----- Dataset records -----

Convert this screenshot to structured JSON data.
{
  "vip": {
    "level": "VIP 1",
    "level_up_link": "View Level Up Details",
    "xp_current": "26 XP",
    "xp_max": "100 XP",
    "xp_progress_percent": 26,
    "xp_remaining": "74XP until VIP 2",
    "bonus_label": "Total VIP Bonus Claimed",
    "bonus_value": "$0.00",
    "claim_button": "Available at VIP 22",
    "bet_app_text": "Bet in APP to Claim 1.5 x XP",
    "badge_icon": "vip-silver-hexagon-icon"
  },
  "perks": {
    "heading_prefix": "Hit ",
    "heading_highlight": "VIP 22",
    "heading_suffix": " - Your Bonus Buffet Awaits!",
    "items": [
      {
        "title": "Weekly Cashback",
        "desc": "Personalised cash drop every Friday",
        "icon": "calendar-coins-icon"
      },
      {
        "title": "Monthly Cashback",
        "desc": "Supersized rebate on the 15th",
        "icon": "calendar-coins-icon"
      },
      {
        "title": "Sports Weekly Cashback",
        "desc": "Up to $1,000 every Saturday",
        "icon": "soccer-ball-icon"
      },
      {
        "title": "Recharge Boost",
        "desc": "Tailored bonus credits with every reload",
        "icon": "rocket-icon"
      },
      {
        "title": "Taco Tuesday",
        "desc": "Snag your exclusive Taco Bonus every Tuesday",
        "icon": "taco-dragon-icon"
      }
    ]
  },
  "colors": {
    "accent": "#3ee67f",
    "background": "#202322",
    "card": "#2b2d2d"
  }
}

-----

→ **Problem details**: Scan the listing above for the word "title" and copy every line that holds it.

→ **Result for this task**:
        "title": "Weekly Cashback",
        "title": "Monthly Cashback",
        "title": "Sports Weekly Cashback",
        "title": "Recharge Boost",
        "title": "Taco Tuesday",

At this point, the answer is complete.